Work to do: Write out the records beneath this line exactly as they appear, minus any images.

Listing:
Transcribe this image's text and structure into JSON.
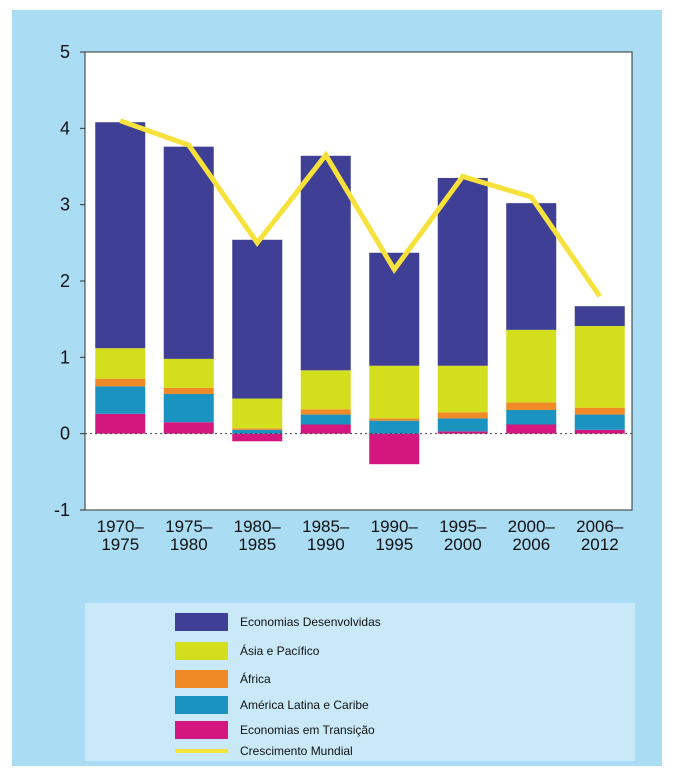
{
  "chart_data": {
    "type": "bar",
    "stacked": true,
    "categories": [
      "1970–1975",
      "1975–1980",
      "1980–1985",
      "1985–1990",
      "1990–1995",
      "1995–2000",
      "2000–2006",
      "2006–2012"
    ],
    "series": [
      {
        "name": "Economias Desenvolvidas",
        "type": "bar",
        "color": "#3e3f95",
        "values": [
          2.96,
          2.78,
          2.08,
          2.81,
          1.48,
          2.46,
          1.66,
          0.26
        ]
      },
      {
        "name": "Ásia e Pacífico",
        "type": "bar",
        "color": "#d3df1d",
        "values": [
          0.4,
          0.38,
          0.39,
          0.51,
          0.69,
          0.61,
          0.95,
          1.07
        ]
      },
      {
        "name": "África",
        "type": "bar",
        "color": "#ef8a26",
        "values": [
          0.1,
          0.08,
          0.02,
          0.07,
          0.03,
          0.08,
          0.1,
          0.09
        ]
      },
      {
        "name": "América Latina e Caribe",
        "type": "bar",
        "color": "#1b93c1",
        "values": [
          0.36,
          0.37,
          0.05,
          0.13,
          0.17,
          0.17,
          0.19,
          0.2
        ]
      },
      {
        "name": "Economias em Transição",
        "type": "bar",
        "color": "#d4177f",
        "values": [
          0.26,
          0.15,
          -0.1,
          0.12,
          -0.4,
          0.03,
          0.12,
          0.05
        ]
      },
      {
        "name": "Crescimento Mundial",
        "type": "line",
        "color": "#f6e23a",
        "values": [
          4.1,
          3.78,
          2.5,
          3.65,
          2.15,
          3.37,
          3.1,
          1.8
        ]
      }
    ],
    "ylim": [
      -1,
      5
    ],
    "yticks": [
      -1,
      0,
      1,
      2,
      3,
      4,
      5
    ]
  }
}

Solved exercise:
Transcribe this image's text and structure into JSON.
{
  "chart_data": {
    "type": "bar",
    "stacked": true,
    "categories": [
      "1970–1975",
      "1975–1980",
      "1980–1985",
      "1985–1990",
      "1990–1995",
      "1995–2000",
      "2000–2006",
      "2006–2012"
    ],
    "series": [
      {
        "name": "Economias Desenvolvidas",
        "type": "bar",
        "color": "#3e3f95",
        "values": [
          2.96,
          2.78,
          2.08,
          2.81,
          1.48,
          2.46,
          1.66,
          0.26
        ]
      },
      {
        "name": "Ásia e Pacífico",
        "type": "bar",
        "color": "#d3df1d",
        "values": [
          0.4,
          0.38,
          0.39,
          0.51,
          0.69,
          0.61,
          0.95,
          1.07
        ]
      },
      {
        "name": "África",
        "type": "bar",
        "color": "#ef8a26",
        "values": [
          0.1,
          0.08,
          0.02,
          0.07,
          0.03,
          0.08,
          0.1,
          0.09
        ]
      },
      {
        "name": "América Latina e Caribe",
        "type": "bar",
        "color": "#1b93c1",
        "values": [
          0.36,
          0.37,
          0.05,
          0.13,
          0.17,
          0.17,
          0.19,
          0.2
        ]
      },
      {
        "name": "Economias em Transição",
        "type": "bar",
        "color": "#d4177f",
        "values": [
          0.26,
          0.15,
          -0.1,
          0.12,
          -0.4,
          0.03,
          0.12,
          0.05
        ]
      },
      {
        "name": "Crescimento Mundial",
        "type": "line",
        "color": "#f6e23a",
        "values": [
          4.1,
          3.78,
          2.5,
          3.65,
          2.15,
          3.37,
          3.1,
          1.8
        ]
      }
    ],
    "ylim": [
      -1,
      5
    ],
    "yticks": [
      -1,
      0,
      1,
      2,
      3,
      4,
      5
    ]
  }
}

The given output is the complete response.